What is needed — An exact reproduction of all the data is needed, with no images in it.

Items from a data source

=== Begin Enclosure ===

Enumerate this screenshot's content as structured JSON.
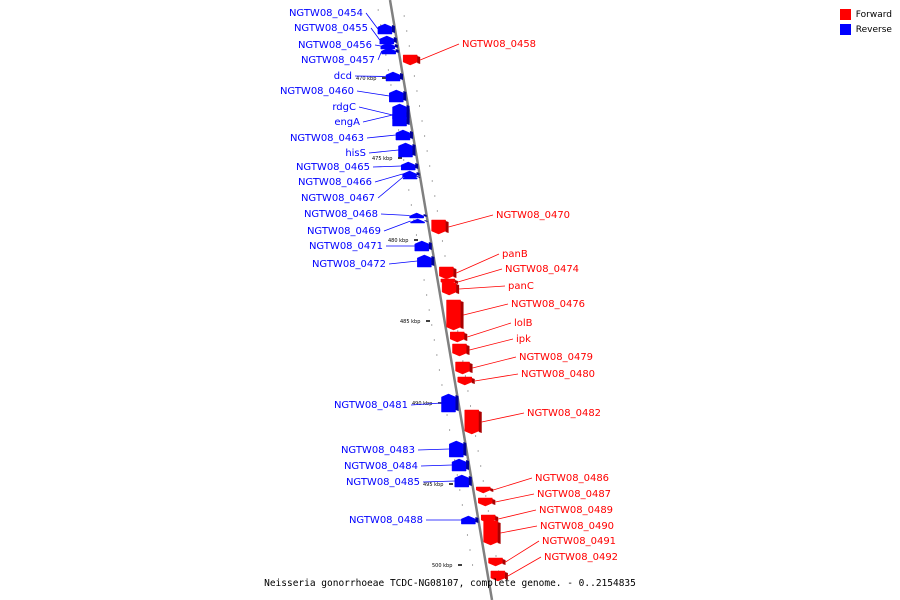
{
  "caption": "Neisseria gonorrhoeae TCDC-NG08107, complete genome. - 0..2154835",
  "legend": [
    {
      "label": "Forward",
      "color": "#ff0000"
    },
    {
      "label": "Reverse",
      "color": "#0000ff"
    }
  ],
  "colors": {
    "forward": "#ff0000",
    "reverse": "#0000ff",
    "backbone": "#808080"
  },
  "kbp_ticks": [
    "470 kbp",
    "475 kbp",
    "480 kbp",
    "485 kbp",
    "490 kbp",
    "495 kbp",
    "500 kbp"
  ],
  "genes": [
    {
      "name": "NGTW08_0454",
      "strand": "reverse"
    },
    {
      "name": "NGTW08_0455",
      "strand": "reverse"
    },
    {
      "name": "NGTW08_0456",
      "strand": "reverse"
    },
    {
      "name": "NGTW08_0457",
      "strand": "reverse"
    },
    {
      "name": "NGTW08_0458",
      "strand": "forward"
    },
    {
      "name": "dcd",
      "strand": "reverse"
    },
    {
      "name": "NGTW08_0460",
      "strand": "reverse"
    },
    {
      "name": "rdgC",
      "strand": "reverse"
    },
    {
      "name": "engA",
      "strand": "reverse"
    },
    {
      "name": "NGTW08_0463",
      "strand": "reverse"
    },
    {
      "name": "hisS",
      "strand": "reverse"
    },
    {
      "name": "NGTW08_0465",
      "strand": "reverse"
    },
    {
      "name": "NGTW08_0466",
      "strand": "reverse"
    },
    {
      "name": "NGTW08_0467",
      "strand": "reverse"
    },
    {
      "name": "NGTW08_0468",
      "strand": "reverse"
    },
    {
      "name": "NGTW08_0469",
      "strand": "reverse"
    },
    {
      "name": "NGTW08_0470",
      "strand": "forward"
    },
    {
      "name": "NGTW08_0471",
      "strand": "reverse"
    },
    {
      "name": "NGTW08_0472",
      "strand": "reverse"
    },
    {
      "name": "panB",
      "strand": "forward"
    },
    {
      "name": "NGTW08_0474",
      "strand": "forward"
    },
    {
      "name": "panC",
      "strand": "forward"
    },
    {
      "name": "NGTW08_0476",
      "strand": "forward"
    },
    {
      "name": "lolB",
      "strand": "forward"
    },
    {
      "name": "ipk",
      "strand": "forward"
    },
    {
      "name": "NGTW08_0479",
      "strand": "forward"
    },
    {
      "name": "NGTW08_0480",
      "strand": "forward"
    },
    {
      "name": "NGTW08_0481",
      "strand": "reverse"
    },
    {
      "name": "NGTW08_0482",
      "strand": "forward"
    },
    {
      "name": "NGTW08_0483",
      "strand": "reverse"
    },
    {
      "name": "NGTW08_0484",
      "strand": "reverse"
    },
    {
      "name": "NGTW08_0485",
      "strand": "reverse"
    },
    {
      "name": "NGTW08_0486",
      "strand": "forward"
    },
    {
      "name": "NGTW08_0487",
      "strand": "forward"
    },
    {
      "name": "NGTW08_0488",
      "strand": "reverse"
    },
    {
      "name": "NGTW08_0489",
      "strand": "forward"
    },
    {
      "name": "NGTW08_0490",
      "strand": "forward"
    },
    {
      "name": "NGTW08_0491",
      "strand": "forward"
    },
    {
      "name": "NGTW08_0492",
      "strand": "forward"
    }
  ]
}
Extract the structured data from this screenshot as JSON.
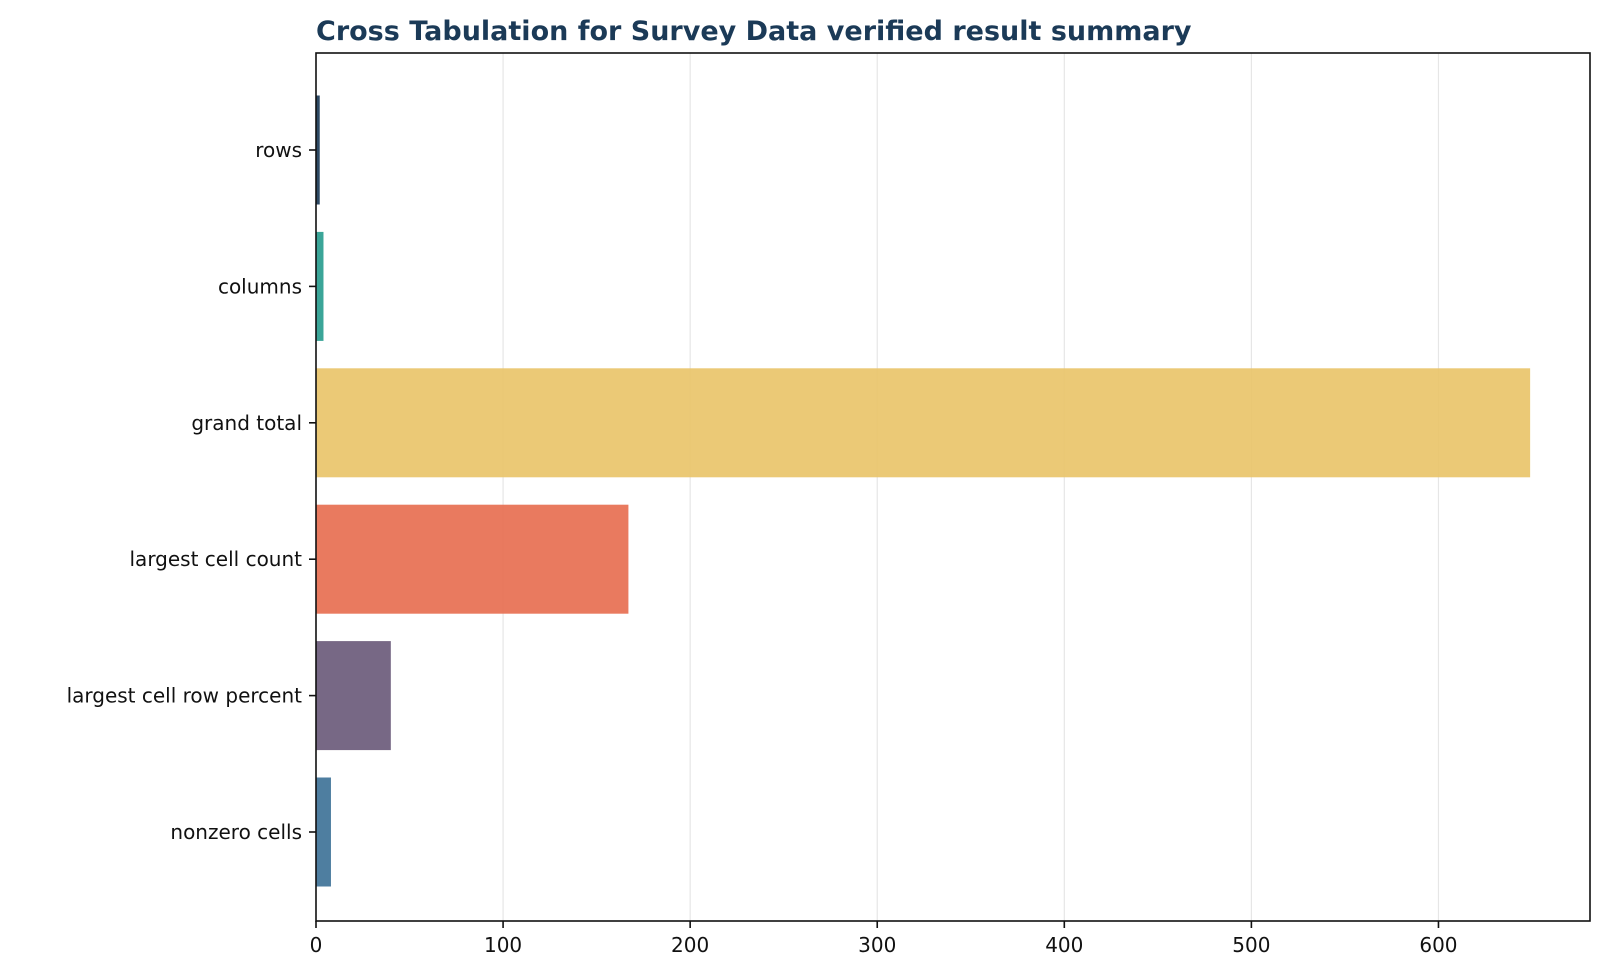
{
  "chart_data": {
    "type": "bar",
    "orientation": "horizontal",
    "title": "Cross Tabulation for Survey Data verified result summary",
    "xlabel": "",
    "ylabel": "",
    "categories": [
      "rows",
      "columns",
      "grand total",
      "largest cell count",
      "largest cell row percent",
      "nonzero cells"
    ],
    "values": [
      2,
      4,
      649,
      167,
      40,
      8
    ],
    "colors": [
      "#1b3a57",
      "#2a9d8f",
      "#e9c46a",
      "#e76f51",
      "#6b5b7b",
      "#3f7398"
    ],
    "xlim": [
      0,
      681
    ],
    "xticks": [
      0,
      100,
      200,
      300,
      400,
      500,
      600
    ],
    "grid": "x-only",
    "legend": "none",
    "title_color": "#1b3a57"
  }
}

=== End Enclosure ===

Answer for this exercise —
Enumerate this screenshot's content as structured JSON.
{
  "caption": "Neisseria gonorrhoeae TCDC-NG08107, complete genome. - 0..2154835",
  "legend": [
    {
      "label": "Forward",
      "color": "#ff0000"
    },
    {
      "label": "Reverse",
      "color": "#0000ff"
    }
  ],
  "colors": {
    "forward": "#ff0000",
    "reverse": "#0000ff",
    "backbone": "#808080"
  },
  "kbp_ticks": [
    "470 kbp",
    "475 kbp",
    "480 kbp",
    "485 kbp",
    "490 kbp",
    "495 kbp",
    "500 kbp"
  ],
  "genes": [
    {
      "name": "NGTW08_0454",
      "strand": "reverse"
    },
    {
      "name": "NGTW08_0455",
      "strand": "reverse"
    },
    {
      "name": "NGTW08_0456",
      "strand": "reverse"
    },
    {
      "name": "NGTW08_0457",
      "strand": "reverse"
    },
    {
      "name": "NGTW08_0458",
      "strand": "forward"
    },
    {
      "name": "dcd",
      "strand": "reverse"
    },
    {
      "name": "NGTW08_0460",
      "strand": "reverse"
    },
    {
      "name": "rdgC",
      "strand": "reverse"
    },
    {
      "name": "engA",
      "strand": "reverse"
    },
    {
      "name": "NGTW08_0463",
      "strand": "reverse"
    },
    {
      "name": "hisS",
      "strand": "reverse"
    },
    {
      "name": "NGTW08_0465",
      "strand": "reverse"
    },
    {
      "name": "NGTW08_0466",
      "strand": "reverse"
    },
    {
      "name": "NGTW08_0467",
      "strand": "reverse"
    },
    {
      "name": "NGTW08_0468",
      "strand": "reverse"
    },
    {
      "name": "NGTW08_0469",
      "strand": "reverse"
    },
    {
      "name": "NGTW08_0470",
      "strand": "forward"
    },
    {
      "name": "NGTW08_0471",
      "strand": "reverse"
    },
    {
      "name": "NGTW08_0472",
      "strand": "reverse"
    },
    {
      "name": "panB",
      "strand": "forward"
    },
    {
      "name": "NGTW08_0474",
      "strand": "forward"
    },
    {
      "name": "panC",
      "strand": "forward"
    },
    {
      "name": "NGTW08_0476",
      "strand": "forward"
    },
    {
      "name": "lolB",
      "strand": "forward"
    },
    {
      "name": "ipk",
      "strand": "forward"
    },
    {
      "name": "NGTW08_0479",
      "strand": "forward"
    },
    {
      "name": "NGTW08_0480",
      "strand": "forward"
    },
    {
      "name": "NGTW08_0481",
      "strand": "reverse"
    },
    {
      "name": "NGTW08_0482",
      "strand": "forward"
    },
    {
      "name": "NGTW08_0483",
      "strand": "reverse"
    },
    {
      "name": "NGTW08_0484",
      "strand": "reverse"
    },
    {
      "name": "NGTW08_0485",
      "strand": "reverse"
    },
    {
      "name": "NGTW08_0486",
      "strand": "forward"
    },
    {
      "name": "NGTW08_0487",
      "strand": "forward"
    },
    {
      "name": "NGTW08_0488",
      "strand": "reverse"
    },
    {
      "name": "NGTW08_0489",
      "strand": "forward"
    },
    {
      "name": "NGTW08_0490",
      "strand": "forward"
    },
    {
      "name": "NGTW08_0491",
      "strand": "forward"
    },
    {
      "name": "NGTW08_0492",
      "strand": "forward"
    }
  ]
}
Extract the structured data from this screenshot as JSON.
{
  "chart_data": {
    "type": "bar",
    "orientation": "horizontal",
    "title": "Cross Tabulation for Survey Data verified result summary",
    "xlabel": "",
    "ylabel": "",
    "categories": [
      "rows",
      "columns",
      "grand total",
      "largest cell count",
      "largest cell row percent",
      "nonzero cells"
    ],
    "values": [
      2,
      4,
      649,
      167,
      40,
      8
    ],
    "colors": [
      "#1b3a57",
      "#2a9d8f",
      "#e9c46a",
      "#e76f51",
      "#6b5b7b",
      "#3f7398"
    ],
    "xlim": [
      0,
      681
    ],
    "xticks": [
      0,
      100,
      200,
      300,
      400,
      500,
      600
    ],
    "grid": "x-only",
    "legend": "none",
    "title_color": "#1b3a57"
  }
}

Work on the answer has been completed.